── DATASET RECORDS ──
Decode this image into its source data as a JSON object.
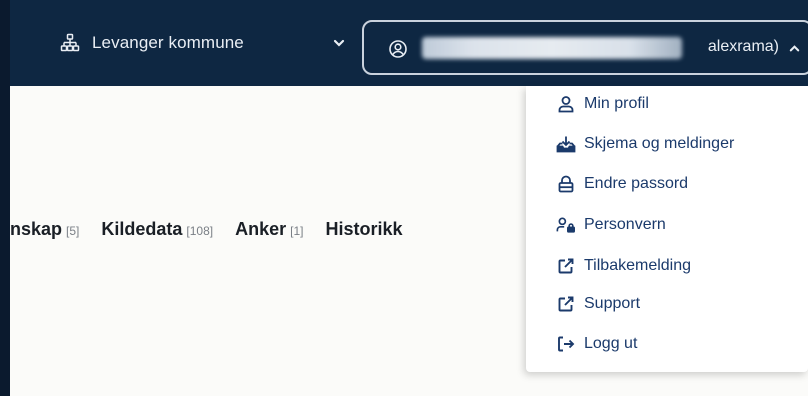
{
  "header": {
    "org_name": "Levanger kommune",
    "user_label_visible": "alexrama)"
  },
  "tabs": [
    {
      "label": "nskap",
      "count": "[5]"
    },
    {
      "label": "Kildedata",
      "count": "[108]"
    },
    {
      "label": "Anker",
      "count": "[1]"
    },
    {
      "label": "Historikk",
      "count": ""
    }
  ],
  "user_menu": {
    "items": [
      {
        "label": "Min profil",
        "icon": "user-icon"
      },
      {
        "label": "Skjema og meldinger",
        "icon": "inbox-download-icon"
      },
      {
        "label": "Endre passord",
        "icon": "lock-icon"
      },
      {
        "label": "Personvern",
        "icon": "user-lock-icon"
      },
      {
        "label": "Tilbakemelding",
        "icon": "external-link-icon"
      },
      {
        "label": "Support",
        "icon": "external-link-icon"
      },
      {
        "label": "Logg ut",
        "icon": "logout-icon"
      }
    ]
  },
  "colors": {
    "header_bg": "#0e2742",
    "menu_text": "#1b3a6b",
    "page_bg": "#fbfbf9"
  }
}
───
■ INSTRUCTION: Transcribe all of the records above character for character. Exclude the pictures.

■ THE ANSWER:
Decode this image into its source data as a JSON object.
{
  "header": {
    "org_name": "Levanger kommune",
    "user_label_visible": "alexrama)"
  },
  "tabs": [
    {
      "label": "nskap",
      "count": "[5]"
    },
    {
      "label": "Kildedata",
      "count": "[108]"
    },
    {
      "label": "Anker",
      "count": "[1]"
    },
    {
      "label": "Historikk",
      "count": ""
    }
  ],
  "user_menu": {
    "items": [
      {
        "label": "Min profil",
        "icon": "user-icon"
      },
      {
        "label": "Skjema og meldinger",
        "icon": "inbox-download-icon"
      },
      {
        "label": "Endre passord",
        "icon": "lock-icon"
      },
      {
        "label": "Personvern",
        "icon": "user-lock-icon"
      },
      {
        "label": "Tilbakemelding",
        "icon": "external-link-icon"
      },
      {
        "label": "Support",
        "icon": "external-link-icon"
      },
      {
        "label": "Logg ut",
        "icon": "logout-icon"
      }
    ]
  },
  "colors": {
    "header_bg": "#0e2742",
    "menu_text": "#1b3a6b",
    "page_bg": "#fbfbf9"
  }
}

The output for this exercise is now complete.